■ **AIM**
Compute the number of lines that include the string "Time", then output that number and nothing else.

■ **LISTING**

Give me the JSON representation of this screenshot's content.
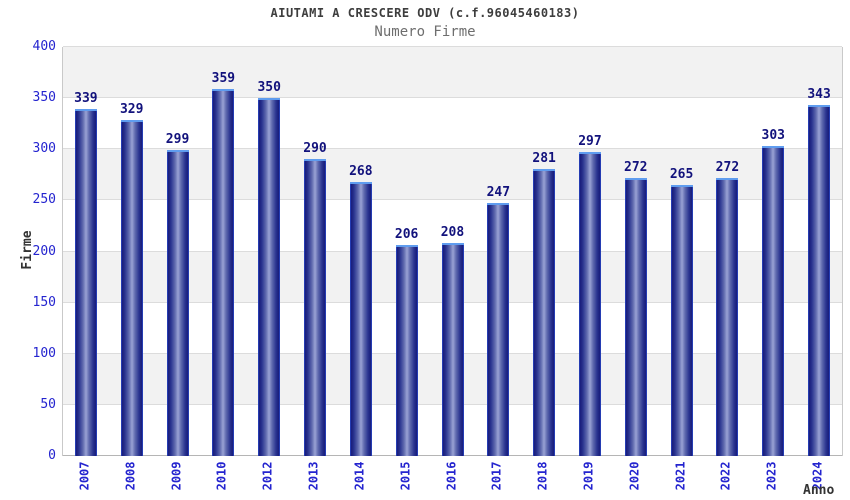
{
  "header": {
    "title": "AIUTAMI A CRESCERE ODV (c.f.96045460183)",
    "subtitle": "Numero Firme"
  },
  "chart_data": {
    "type": "bar",
    "title": "AIUTAMI A CRESCERE ODV (c.f.96045460183)",
    "subtitle": "Numero Firme",
    "xlabel": "Anno",
    "ylabel": "Firme",
    "categories": [
      "2007",
      "2008",
      "2009",
      "2010",
      "2012",
      "2013",
      "2014",
      "2015",
      "2016",
      "2017",
      "2018",
      "2019",
      "2020",
      "2021",
      "2022",
      "2023",
      "2024"
    ],
    "values": [
      339,
      329,
      299,
      359,
      350,
      290,
      268,
      206,
      208,
      247,
      281,
      297,
      272,
      265,
      272,
      303,
      343
    ],
    "ylim": [
      0,
      400
    ],
    "yticks": [
      0,
      50,
      100,
      150,
      200,
      250,
      300,
      350,
      400
    ],
    "grid": true,
    "band_fill": "alternating gray/white horizontal bands",
    "legend": "none",
    "bar_labels_shown": true,
    "x_tick_rotation_deg": 90
  },
  "colors": {
    "tick": "#2424cf",
    "value_label": "#12127c",
    "bar_edge": "#2b4ed4",
    "bar_dark": "#191d7b",
    "bar_mid": "#5f6aae",
    "bar_light": "#99a2d4",
    "bar_cap": "#5f9cef",
    "band": "#f2f2f2",
    "grid": "#dcdcdc"
  }
}
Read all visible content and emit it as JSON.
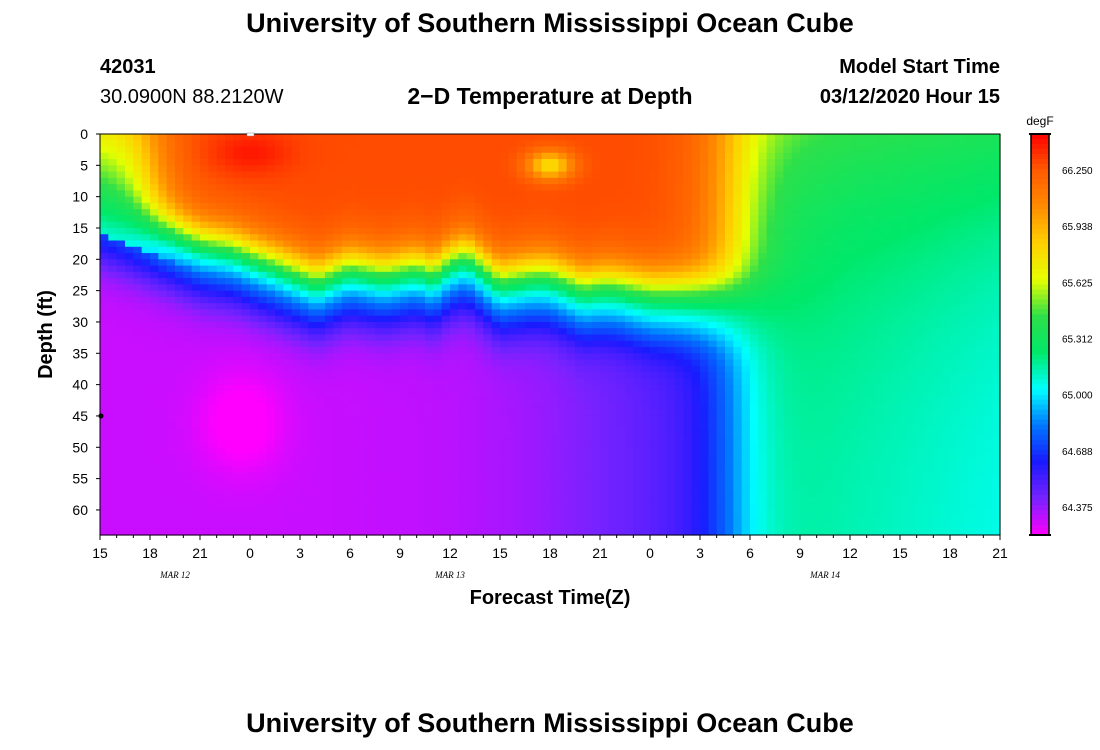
{
  "header": {
    "top_title": "University of Southern Mississippi Ocean Cube",
    "station_id": "42031",
    "location": "30.0900N 88.2120W",
    "plot_title": "2−D Temperature at Depth",
    "model_start_label": "Model Start Time",
    "model_start_value": "03/12/2020 Hour 15",
    "bottom_title": "University of Southern Mississippi Ocean Cube"
  },
  "chart_data": {
    "type": "heatmap",
    "title": "2−D Temperature at Depth",
    "xlabel": "Forecast Time(Z)",
    "ylabel": "Depth (ft)",
    "colorbar_unit": "degF",
    "colorbar_labels": [
      "66.250",
      "65.938",
      "65.625",
      "65.312",
      "65.000",
      "64.688",
      "64.375"
    ],
    "colorbar_values": [
      66.25,
      65.938,
      65.625,
      65.312,
      65.0,
      64.688,
      64.375
    ],
    "color_range": [
      64.22,
      66.45
    ],
    "colors": [
      "#ff00ff",
      "#7722ff",
      "#1a1aff",
      "#0077ff",
      "#00ffff",
      "#00e86a",
      "#2ee04a",
      "#e6ff00",
      "#ffd000",
      "#ff8c00",
      "#ff5a00",
      "#ff0000"
    ],
    "x_tick_labels": [
      "15",
      "18",
      "21",
      "0",
      "3",
      "6",
      "9",
      "12",
      "15",
      "18",
      "21",
      "0",
      "3",
      "6",
      "9",
      "12",
      "15",
      "18",
      "21"
    ],
    "x_range_hours": [
      0,
      54
    ],
    "date_labels": [
      {
        "text": "MAR 12",
        "hour": 4.5
      },
      {
        "text": "MAR 13",
        "hour": 21
      },
      {
        "text": "MAR 14",
        "hour": 43.5
      }
    ],
    "y_tick_labels": [
      "0",
      "5",
      "10",
      "15",
      "20",
      "25",
      "30",
      "35",
      "40",
      "45",
      "50",
      "55",
      "60"
    ],
    "y_range": [
      0,
      64
    ],
    "thermocline_depth_ft": {
      "hours": [
        0,
        1,
        2,
        3,
        4,
        5,
        6,
        8,
        10,
        12,
        13,
        14,
        15,
        16,
        17,
        18,
        19,
        20,
        21,
        22,
        23,
        24,
        25,
        26,
        27,
        28,
        29,
        30,
        31,
        32,
        33,
        34,
        35,
        36,
        37,
        38,
        39,
        40,
        41,
        42,
        43,
        44,
        46,
        48,
        54
      ],
      "depths": [
        16,
        17,
        18,
        19,
        20,
        21,
        22,
        23,
        25,
        27,
        28,
        27,
        26,
        26.5,
        27,
        26.5,
        26,
        27,
        25,
        24,
        26,
        28,
        27.5,
        27,
        27,
        28,
        29,
        28.5,
        28.5,
        29,
        29.5,
        29.5,
        29.5,
        29.5,
        29.5,
        29.5,
        29.5,
        29.5,
        29.5,
        29.5,
        29.5,
        29,
        0,
        0,
        0
      ]
    },
    "warm_front_hours": [
      3,
      38
    ],
    "markers": [
      {
        "hour": 9,
        "depth": 0
      },
      {
        "hour": 0,
        "depth": 45
      }
    ]
  }
}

■ **OUTPUT BELOW**
2